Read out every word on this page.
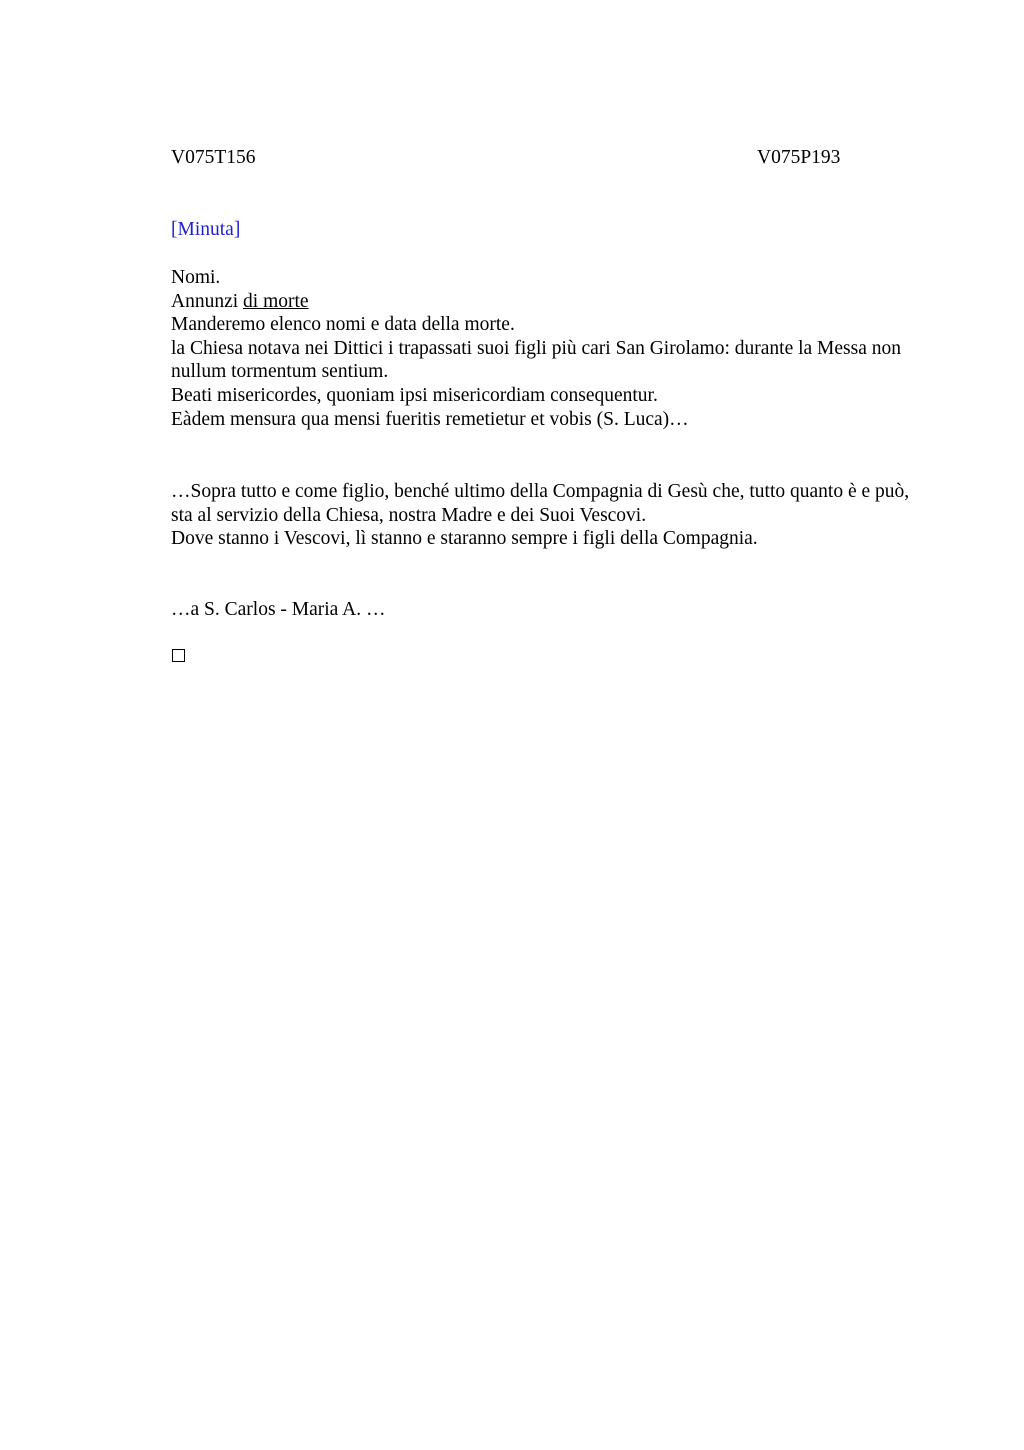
V075T156	V075P193
[Minuta]

Nomi.

Annunzi di morte

Manderemo elenco nomi e data della morte.

la Chiesa notava nei Dittici i trapassati suoi figli più cari San Girolamo: durante la Messa non nullum tormentum sentium.

Beati misericordes, quoniam ipsi misericordiam consequentur.

Eàdem mensura qua mensi fueritis remetietur et vobis (S. Luca)…

…Sopra tutto e come figlio, benché ultimo della Compagnia di Gesù che, tutto quanto è e può, sta al servizio della Chiesa, nostra Madre e dei Suoi Vescovi.

Dove stanno i Vescovi, lì stanno e staranno sempre i figli della Compagnia.

…a S. Carlos - Maria A. …
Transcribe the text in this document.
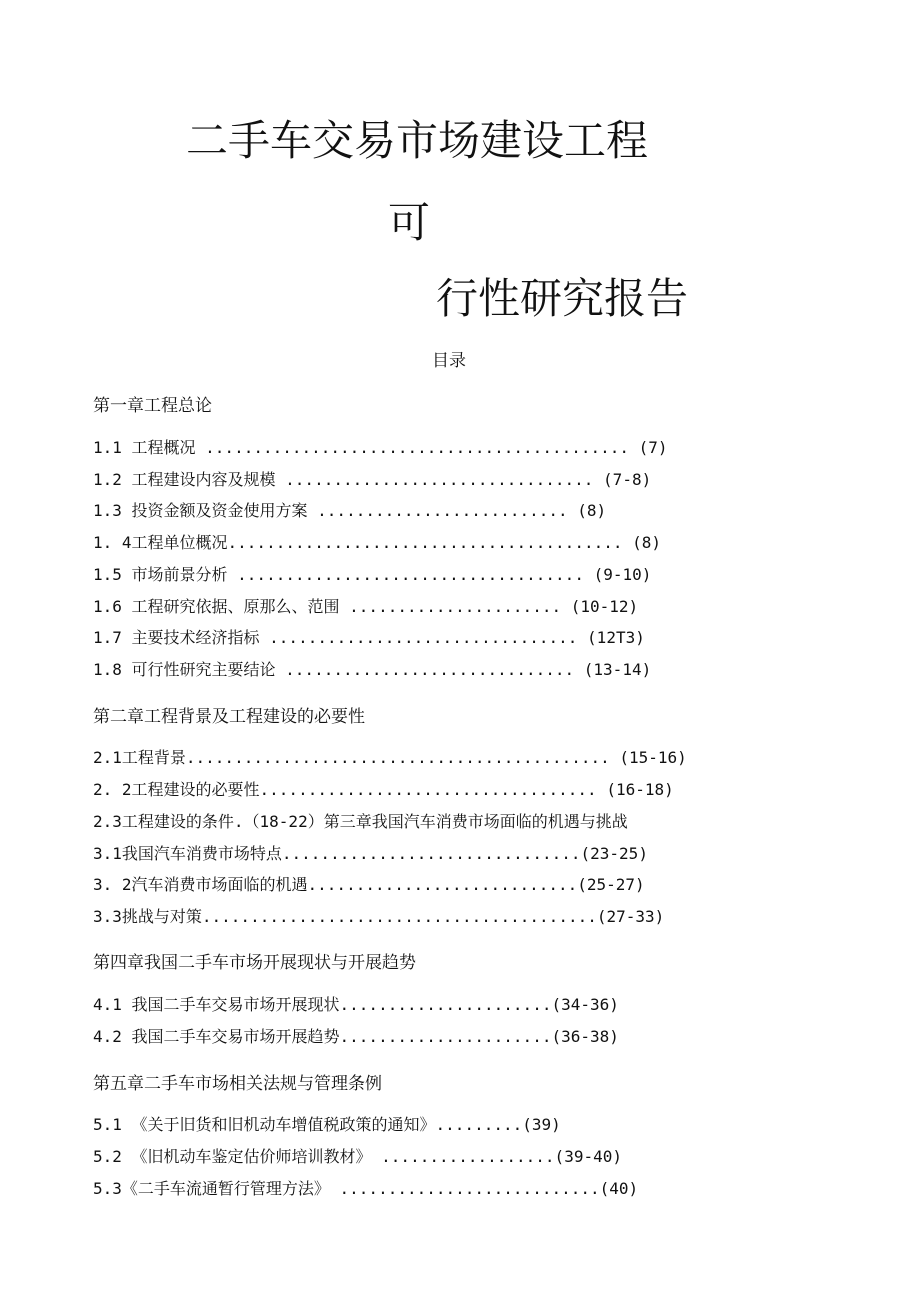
二手车交易市场建设工程
可
行性研究报告
目录
第一章工程总论
1.1 工程概况 ............................................ (7)
1.2 工程建设内容及规模 ................................ (7-8)
1.3 投资金额及资金使用方案 .......................... (8)
1. 4工程单位概况......................................... (8)
1.5 市场前景分析 .................................... (9-10)
1.6 工程研究依据、原那么、范围 ...................... (10-12)
1.7 主要技术经济指标 ................................ (12T3)
1.8 可行性研究主要结论 .............................. (13-14)
第二章工程背景及工程建设的必要性
2.1工程背景............................................ (15-16)
2. 2工程建设的必要性................................... (16-18)
2.3工程建设的条件.（18-22）第三章我国汽车消费市场面临的机遇与挑战
3.1我国汽车消费市场特点...............................(23-25)
3. 2汽车消费市场面临的机遇............................(25-27)
3.3挑战与对策.........................................(27-33)
第四章我国二手车市场开展现状与开展趋势
4.1 我国二手车交易市场开展现状......................(34-36)
4.2 我国二手车交易市场开展趋势......................(36-38)
第五章二手车市场相关法规与管理条例
5.1 《关于旧货和旧机动车增值税政策的通知》.........(39)
5.2 《旧机动车鉴定估价师培训教材》 ..................(39-40)
5.3《二手车流通暂行管理方法》 ...........................(40)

DIRECTIVE: Count how many lines of the data include the word "Vescovi". Your reply should be that number alone.

FULL ANSWER: 2